◆ Problem to work on: Filter this material down to the lines that hold "Décembre", copying each one.
START Task material
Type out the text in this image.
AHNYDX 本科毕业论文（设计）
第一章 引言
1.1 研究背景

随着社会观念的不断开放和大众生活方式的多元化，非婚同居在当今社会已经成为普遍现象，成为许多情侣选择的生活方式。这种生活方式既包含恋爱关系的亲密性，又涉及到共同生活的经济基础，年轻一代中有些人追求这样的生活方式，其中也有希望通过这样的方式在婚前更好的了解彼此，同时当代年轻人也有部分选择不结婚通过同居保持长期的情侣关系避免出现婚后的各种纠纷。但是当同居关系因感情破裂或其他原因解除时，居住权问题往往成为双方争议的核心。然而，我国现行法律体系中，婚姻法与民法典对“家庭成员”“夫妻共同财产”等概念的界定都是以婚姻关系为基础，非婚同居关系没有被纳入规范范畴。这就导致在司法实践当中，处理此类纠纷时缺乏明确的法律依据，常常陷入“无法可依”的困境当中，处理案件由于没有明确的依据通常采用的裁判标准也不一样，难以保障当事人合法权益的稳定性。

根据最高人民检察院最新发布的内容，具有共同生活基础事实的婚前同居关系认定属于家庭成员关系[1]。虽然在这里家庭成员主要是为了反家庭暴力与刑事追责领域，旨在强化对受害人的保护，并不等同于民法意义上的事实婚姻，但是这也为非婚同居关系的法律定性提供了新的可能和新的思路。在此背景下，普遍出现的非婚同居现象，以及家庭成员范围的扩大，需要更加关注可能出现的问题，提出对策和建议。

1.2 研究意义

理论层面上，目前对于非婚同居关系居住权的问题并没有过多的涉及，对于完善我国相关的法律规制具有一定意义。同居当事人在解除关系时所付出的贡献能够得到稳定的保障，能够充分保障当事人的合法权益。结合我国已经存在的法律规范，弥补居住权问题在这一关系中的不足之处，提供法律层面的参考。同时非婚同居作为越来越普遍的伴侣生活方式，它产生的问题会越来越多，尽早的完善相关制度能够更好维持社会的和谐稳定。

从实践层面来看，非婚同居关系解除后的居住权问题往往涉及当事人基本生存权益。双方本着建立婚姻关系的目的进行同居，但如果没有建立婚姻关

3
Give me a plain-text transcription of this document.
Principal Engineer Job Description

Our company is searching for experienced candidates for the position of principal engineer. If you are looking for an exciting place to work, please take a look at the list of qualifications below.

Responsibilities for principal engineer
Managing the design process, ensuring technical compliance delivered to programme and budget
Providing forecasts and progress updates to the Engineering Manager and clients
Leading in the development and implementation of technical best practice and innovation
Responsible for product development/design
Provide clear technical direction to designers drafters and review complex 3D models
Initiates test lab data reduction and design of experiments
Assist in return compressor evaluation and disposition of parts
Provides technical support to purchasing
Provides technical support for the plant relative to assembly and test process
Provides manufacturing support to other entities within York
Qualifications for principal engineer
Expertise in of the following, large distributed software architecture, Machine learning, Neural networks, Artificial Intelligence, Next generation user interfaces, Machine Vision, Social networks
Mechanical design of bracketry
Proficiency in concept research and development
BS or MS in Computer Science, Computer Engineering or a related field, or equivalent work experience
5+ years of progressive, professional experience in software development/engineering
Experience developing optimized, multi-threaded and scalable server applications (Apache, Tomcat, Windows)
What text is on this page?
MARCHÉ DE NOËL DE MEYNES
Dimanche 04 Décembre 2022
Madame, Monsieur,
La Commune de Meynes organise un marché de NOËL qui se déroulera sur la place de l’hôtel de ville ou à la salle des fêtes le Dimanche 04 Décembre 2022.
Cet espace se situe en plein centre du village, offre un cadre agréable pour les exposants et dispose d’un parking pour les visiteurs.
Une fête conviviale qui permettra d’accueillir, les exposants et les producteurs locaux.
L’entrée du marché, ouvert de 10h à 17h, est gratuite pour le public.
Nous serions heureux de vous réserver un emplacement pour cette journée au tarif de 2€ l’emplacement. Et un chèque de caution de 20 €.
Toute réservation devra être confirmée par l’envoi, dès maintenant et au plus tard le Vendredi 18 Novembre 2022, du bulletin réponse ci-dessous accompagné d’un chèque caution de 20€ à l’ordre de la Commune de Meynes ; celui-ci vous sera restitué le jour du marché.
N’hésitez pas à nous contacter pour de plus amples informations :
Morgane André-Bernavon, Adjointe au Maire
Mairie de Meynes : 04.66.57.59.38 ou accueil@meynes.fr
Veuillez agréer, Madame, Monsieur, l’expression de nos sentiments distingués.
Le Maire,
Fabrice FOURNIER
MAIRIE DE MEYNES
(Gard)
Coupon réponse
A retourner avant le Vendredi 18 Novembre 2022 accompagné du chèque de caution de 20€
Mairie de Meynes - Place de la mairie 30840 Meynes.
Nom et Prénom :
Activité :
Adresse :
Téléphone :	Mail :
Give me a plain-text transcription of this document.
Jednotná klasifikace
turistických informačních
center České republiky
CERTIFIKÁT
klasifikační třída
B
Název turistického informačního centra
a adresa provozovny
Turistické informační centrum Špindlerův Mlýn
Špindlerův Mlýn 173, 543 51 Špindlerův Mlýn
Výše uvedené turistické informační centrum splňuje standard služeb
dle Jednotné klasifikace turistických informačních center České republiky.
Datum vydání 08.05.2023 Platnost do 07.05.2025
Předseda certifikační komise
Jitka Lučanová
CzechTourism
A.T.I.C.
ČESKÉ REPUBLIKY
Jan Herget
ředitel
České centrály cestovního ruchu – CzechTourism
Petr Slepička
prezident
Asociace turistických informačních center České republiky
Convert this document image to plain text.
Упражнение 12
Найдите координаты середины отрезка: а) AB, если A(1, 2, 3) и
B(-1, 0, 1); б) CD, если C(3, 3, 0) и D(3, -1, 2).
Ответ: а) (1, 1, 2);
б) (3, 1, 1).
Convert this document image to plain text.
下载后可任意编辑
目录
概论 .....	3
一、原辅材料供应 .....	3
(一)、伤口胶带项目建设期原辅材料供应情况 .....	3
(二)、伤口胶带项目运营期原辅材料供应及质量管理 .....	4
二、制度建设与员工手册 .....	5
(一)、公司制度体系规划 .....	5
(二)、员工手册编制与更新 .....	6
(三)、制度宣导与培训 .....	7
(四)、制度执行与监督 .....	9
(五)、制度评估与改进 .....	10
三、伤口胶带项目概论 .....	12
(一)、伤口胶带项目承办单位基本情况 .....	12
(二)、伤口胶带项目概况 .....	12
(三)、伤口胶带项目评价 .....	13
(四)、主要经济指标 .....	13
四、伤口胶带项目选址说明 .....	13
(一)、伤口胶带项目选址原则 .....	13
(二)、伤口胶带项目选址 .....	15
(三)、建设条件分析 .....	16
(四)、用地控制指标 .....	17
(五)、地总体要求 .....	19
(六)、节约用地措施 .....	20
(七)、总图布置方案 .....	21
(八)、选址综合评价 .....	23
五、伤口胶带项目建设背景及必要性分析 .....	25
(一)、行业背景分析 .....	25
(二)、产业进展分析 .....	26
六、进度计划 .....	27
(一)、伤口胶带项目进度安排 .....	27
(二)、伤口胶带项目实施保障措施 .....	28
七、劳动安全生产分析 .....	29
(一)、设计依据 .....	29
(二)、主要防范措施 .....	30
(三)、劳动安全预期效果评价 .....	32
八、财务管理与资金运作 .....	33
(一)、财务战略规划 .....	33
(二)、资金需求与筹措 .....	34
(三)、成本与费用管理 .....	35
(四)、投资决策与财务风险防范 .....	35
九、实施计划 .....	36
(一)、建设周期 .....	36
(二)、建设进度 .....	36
END Task material
◆ Solution to this exercise:
Dimanche 04 Décembre 2022
La Commune de Meynes organise un marché de NOËL qui se déroulera sur la place de l’hôtel de ville ou à la salle des fêtes le Dimanche 04 Décembre 2022.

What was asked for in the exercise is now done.